>> START Data provided

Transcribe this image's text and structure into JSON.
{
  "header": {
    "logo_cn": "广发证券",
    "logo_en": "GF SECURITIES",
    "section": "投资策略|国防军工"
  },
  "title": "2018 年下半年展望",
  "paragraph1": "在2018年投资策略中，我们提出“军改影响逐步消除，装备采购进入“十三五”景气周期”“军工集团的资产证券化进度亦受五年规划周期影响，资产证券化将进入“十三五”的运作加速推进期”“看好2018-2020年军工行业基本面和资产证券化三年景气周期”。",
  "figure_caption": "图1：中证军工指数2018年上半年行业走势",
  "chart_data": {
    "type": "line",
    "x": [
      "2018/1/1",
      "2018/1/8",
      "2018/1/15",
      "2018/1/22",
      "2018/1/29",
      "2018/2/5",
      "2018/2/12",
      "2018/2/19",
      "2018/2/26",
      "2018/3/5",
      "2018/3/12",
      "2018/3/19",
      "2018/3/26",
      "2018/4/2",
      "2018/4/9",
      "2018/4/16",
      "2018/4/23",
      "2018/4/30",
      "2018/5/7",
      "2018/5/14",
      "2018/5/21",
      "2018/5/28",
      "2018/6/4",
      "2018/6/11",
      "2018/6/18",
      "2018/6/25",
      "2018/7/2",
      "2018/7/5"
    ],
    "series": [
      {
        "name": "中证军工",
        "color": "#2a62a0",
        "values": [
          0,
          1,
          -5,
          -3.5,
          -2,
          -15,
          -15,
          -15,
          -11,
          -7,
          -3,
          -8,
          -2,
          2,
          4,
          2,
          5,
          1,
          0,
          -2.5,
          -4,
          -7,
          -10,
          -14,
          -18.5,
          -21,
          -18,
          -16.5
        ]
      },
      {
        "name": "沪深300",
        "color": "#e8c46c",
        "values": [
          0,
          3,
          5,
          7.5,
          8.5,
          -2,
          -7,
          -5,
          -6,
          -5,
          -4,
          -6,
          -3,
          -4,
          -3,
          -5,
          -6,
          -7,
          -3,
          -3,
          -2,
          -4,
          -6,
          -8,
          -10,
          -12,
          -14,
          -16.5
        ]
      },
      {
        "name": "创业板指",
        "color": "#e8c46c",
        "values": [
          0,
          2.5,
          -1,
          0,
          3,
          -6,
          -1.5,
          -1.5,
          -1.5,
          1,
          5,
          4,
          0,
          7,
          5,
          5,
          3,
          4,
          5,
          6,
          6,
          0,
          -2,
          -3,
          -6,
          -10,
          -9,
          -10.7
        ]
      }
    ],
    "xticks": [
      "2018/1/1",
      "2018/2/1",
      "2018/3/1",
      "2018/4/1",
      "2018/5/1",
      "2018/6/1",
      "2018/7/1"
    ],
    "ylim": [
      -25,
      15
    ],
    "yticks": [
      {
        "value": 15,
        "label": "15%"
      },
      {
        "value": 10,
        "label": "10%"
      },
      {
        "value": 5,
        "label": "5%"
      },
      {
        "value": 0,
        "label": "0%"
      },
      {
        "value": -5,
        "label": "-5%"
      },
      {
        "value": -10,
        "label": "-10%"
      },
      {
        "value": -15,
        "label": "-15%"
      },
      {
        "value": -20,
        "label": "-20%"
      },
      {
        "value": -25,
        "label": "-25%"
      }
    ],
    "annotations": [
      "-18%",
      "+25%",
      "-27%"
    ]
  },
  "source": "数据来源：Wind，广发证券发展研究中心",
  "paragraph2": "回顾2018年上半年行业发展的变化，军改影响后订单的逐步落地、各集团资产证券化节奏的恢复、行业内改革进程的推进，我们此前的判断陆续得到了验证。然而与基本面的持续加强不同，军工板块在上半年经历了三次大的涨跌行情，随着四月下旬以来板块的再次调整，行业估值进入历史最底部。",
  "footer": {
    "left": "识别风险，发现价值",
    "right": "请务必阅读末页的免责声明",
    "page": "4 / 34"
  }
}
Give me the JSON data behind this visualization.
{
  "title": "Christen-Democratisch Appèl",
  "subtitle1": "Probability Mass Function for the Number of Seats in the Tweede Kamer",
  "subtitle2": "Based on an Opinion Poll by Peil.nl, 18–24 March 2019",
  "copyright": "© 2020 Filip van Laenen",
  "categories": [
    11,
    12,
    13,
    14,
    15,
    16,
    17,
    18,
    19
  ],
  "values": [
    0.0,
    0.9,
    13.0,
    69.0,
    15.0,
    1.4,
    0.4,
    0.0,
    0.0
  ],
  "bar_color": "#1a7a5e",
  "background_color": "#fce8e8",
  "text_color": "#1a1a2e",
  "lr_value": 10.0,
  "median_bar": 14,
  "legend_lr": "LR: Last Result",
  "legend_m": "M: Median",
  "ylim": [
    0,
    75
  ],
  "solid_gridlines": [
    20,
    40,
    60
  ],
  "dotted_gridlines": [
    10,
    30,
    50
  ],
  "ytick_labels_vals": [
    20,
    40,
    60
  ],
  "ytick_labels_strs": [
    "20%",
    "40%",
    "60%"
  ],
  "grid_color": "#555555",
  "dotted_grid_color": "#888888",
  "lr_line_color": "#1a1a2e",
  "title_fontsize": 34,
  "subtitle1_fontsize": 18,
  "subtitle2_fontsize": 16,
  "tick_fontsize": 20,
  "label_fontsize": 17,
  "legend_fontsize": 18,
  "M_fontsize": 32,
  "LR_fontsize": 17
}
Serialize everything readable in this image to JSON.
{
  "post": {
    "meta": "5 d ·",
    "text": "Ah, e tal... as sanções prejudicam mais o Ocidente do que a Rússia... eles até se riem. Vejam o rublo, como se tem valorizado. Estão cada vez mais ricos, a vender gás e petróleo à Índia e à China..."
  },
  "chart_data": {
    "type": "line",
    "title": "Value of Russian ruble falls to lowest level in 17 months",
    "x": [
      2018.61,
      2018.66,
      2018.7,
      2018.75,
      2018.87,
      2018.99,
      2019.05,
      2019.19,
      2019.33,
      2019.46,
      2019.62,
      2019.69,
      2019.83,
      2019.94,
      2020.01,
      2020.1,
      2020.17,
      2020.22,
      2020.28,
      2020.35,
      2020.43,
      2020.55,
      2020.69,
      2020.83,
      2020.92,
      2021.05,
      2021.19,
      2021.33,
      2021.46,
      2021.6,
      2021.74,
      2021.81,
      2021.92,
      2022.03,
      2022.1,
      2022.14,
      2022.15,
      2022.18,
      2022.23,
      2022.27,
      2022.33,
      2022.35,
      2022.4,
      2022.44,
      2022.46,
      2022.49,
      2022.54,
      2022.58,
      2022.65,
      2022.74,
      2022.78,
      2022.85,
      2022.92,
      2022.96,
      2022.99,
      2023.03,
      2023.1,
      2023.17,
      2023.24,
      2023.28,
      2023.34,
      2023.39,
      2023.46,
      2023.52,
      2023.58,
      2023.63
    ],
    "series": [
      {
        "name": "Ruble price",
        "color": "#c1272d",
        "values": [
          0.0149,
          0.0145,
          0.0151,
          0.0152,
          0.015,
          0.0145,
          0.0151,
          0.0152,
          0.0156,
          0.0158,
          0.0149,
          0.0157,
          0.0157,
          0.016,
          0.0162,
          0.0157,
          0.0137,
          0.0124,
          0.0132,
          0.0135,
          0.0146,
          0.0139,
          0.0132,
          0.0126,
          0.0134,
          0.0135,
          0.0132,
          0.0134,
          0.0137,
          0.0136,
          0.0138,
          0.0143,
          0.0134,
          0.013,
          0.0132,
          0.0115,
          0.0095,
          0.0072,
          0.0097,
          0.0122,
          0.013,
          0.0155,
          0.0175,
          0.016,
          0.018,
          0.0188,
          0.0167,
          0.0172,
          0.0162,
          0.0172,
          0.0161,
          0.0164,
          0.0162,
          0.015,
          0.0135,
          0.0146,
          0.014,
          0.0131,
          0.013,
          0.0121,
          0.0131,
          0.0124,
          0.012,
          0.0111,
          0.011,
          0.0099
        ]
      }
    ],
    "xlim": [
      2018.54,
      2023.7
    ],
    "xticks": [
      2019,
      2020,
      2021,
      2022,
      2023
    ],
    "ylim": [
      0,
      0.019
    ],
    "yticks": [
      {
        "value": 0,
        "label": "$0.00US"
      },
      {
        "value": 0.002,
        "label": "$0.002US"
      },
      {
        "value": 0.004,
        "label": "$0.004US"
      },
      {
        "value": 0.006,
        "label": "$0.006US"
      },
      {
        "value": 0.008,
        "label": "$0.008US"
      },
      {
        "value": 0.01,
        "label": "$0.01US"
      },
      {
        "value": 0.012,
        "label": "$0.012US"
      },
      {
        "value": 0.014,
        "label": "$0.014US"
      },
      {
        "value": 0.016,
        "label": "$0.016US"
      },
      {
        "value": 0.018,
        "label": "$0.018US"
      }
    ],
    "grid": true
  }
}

>> END Data provided

▸ What is required: Each line that holds the word "image" is to be copied.

▸ Solution to this exercise:
Transcribe this image's text and structure into JSON.
Serialize everything readable in this image to JSON.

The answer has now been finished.